Data excerpts:
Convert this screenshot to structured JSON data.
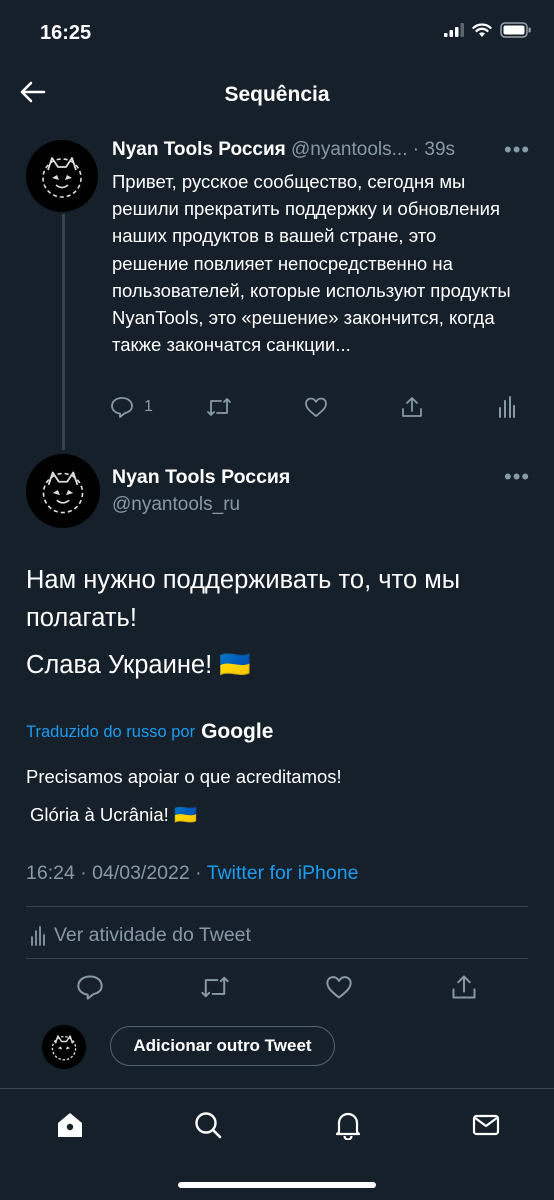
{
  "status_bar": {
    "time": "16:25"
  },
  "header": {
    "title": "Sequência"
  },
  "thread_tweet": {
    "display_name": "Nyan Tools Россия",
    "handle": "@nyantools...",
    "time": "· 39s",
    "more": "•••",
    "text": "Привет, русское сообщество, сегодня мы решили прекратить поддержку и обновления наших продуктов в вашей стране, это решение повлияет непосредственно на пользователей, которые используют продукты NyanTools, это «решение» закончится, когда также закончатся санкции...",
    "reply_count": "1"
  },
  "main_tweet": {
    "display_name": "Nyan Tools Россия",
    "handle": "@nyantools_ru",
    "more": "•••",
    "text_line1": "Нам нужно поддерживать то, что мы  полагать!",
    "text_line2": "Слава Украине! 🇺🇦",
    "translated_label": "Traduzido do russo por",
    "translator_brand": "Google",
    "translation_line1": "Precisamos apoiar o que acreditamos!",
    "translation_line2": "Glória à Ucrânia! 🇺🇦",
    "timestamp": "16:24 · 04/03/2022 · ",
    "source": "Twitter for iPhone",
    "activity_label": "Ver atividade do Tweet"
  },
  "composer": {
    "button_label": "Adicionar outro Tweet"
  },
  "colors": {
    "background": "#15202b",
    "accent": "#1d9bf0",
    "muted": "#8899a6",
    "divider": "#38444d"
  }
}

* * *

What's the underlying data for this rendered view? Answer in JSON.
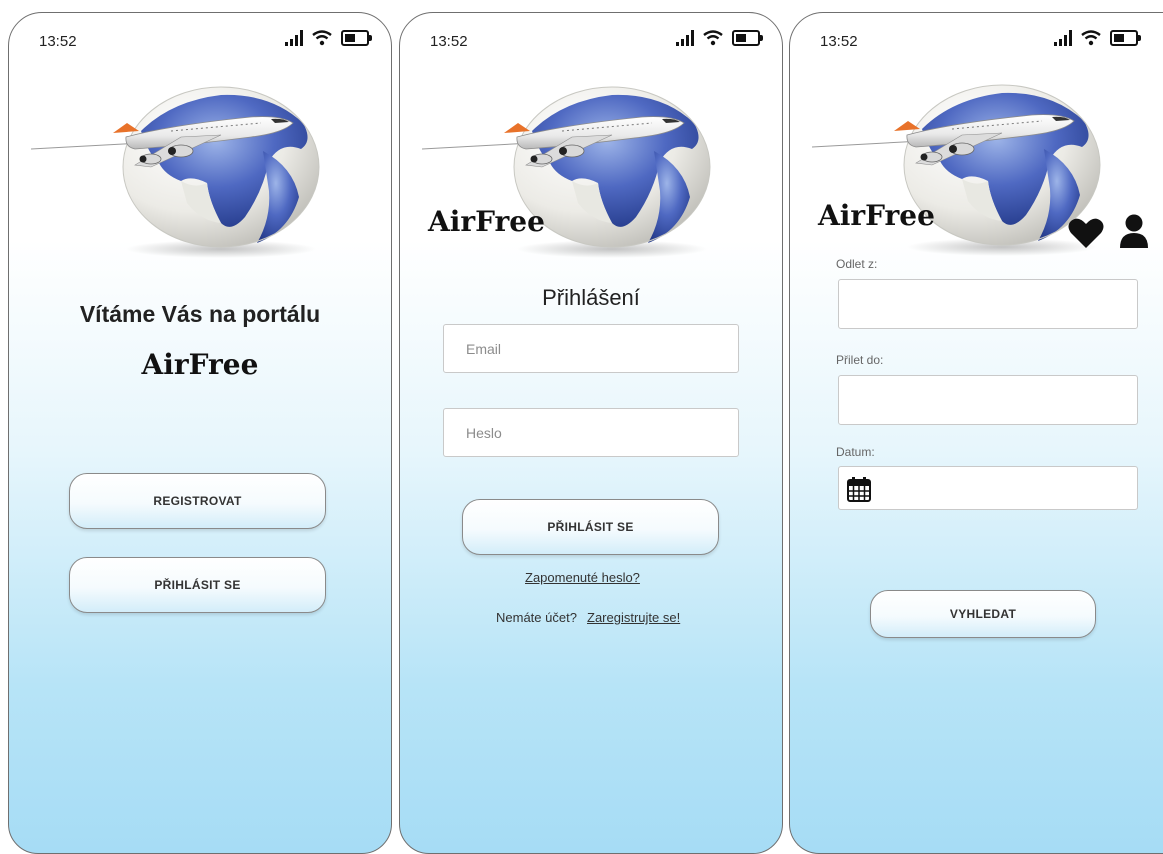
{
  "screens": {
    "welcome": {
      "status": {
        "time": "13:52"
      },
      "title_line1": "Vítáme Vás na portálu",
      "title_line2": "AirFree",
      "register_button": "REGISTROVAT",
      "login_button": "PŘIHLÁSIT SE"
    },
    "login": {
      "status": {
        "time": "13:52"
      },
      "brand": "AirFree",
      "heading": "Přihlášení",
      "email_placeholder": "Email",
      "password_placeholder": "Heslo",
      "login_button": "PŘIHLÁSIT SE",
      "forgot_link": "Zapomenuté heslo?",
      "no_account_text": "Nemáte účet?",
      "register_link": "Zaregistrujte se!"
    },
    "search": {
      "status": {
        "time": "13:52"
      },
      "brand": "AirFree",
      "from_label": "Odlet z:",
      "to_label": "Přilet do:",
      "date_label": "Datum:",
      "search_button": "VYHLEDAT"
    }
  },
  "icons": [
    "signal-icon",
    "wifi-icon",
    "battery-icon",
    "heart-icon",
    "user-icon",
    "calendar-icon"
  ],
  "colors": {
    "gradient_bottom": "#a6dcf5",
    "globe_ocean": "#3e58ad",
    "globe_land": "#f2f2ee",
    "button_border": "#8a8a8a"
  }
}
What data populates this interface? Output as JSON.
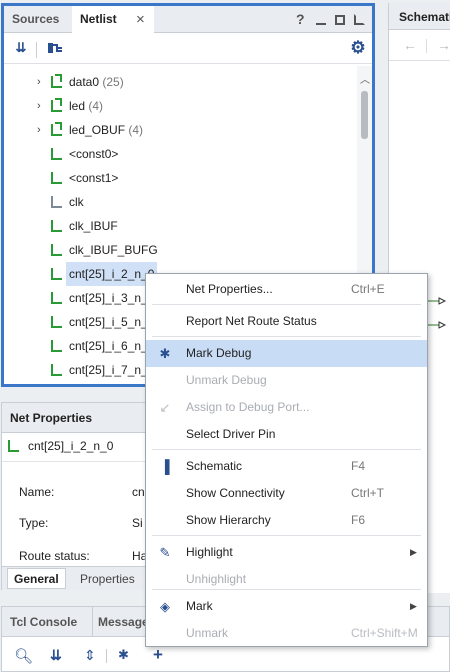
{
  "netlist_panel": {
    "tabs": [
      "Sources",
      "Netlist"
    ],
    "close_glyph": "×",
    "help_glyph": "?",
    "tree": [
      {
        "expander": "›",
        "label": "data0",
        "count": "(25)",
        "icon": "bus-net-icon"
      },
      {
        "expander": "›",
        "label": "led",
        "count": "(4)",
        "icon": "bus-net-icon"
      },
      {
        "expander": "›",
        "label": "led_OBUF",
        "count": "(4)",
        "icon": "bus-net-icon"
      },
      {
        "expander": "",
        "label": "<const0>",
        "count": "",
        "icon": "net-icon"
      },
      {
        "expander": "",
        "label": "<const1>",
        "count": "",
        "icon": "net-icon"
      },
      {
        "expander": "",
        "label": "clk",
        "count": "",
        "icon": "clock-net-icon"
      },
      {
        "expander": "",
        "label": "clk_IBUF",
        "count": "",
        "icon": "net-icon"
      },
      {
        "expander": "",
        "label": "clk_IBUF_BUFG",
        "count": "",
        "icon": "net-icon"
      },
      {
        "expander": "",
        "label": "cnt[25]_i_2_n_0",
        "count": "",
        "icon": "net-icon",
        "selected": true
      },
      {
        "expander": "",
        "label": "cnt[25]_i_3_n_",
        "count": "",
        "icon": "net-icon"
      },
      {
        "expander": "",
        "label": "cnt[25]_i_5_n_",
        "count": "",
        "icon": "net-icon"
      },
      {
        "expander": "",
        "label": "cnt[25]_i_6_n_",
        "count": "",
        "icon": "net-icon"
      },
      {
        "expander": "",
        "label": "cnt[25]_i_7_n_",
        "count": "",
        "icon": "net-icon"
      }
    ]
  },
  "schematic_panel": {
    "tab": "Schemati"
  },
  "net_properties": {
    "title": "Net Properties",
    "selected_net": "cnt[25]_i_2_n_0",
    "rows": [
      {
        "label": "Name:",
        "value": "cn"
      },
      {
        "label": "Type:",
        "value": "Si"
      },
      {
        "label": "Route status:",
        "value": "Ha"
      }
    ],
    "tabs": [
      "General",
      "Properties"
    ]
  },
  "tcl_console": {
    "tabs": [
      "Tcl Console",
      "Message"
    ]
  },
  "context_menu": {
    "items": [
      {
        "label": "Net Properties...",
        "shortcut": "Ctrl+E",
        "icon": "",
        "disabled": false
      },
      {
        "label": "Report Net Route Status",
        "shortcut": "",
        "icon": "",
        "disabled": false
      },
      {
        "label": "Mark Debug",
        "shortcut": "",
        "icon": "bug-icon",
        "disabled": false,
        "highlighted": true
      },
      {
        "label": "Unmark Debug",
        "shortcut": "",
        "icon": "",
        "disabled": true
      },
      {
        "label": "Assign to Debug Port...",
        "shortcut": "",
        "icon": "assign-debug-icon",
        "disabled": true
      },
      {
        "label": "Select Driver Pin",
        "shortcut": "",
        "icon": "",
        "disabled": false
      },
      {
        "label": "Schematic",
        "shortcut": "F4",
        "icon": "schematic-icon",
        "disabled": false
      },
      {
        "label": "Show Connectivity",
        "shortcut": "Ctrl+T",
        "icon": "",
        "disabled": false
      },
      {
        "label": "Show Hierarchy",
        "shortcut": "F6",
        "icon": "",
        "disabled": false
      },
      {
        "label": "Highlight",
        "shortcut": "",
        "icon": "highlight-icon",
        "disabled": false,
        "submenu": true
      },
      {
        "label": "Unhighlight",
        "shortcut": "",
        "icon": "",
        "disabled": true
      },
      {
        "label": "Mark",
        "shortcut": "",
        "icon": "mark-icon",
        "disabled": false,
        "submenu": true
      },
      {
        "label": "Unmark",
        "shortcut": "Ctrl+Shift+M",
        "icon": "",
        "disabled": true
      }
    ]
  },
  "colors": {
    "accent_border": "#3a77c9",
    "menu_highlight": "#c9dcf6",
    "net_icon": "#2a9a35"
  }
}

WHAT YOU NEED TO DO: Gather each line of the records holding the string "Show".

PROBLEM SOLUTION:
        "label": "Show Connectivity",
        "label": "Show Hierarchy",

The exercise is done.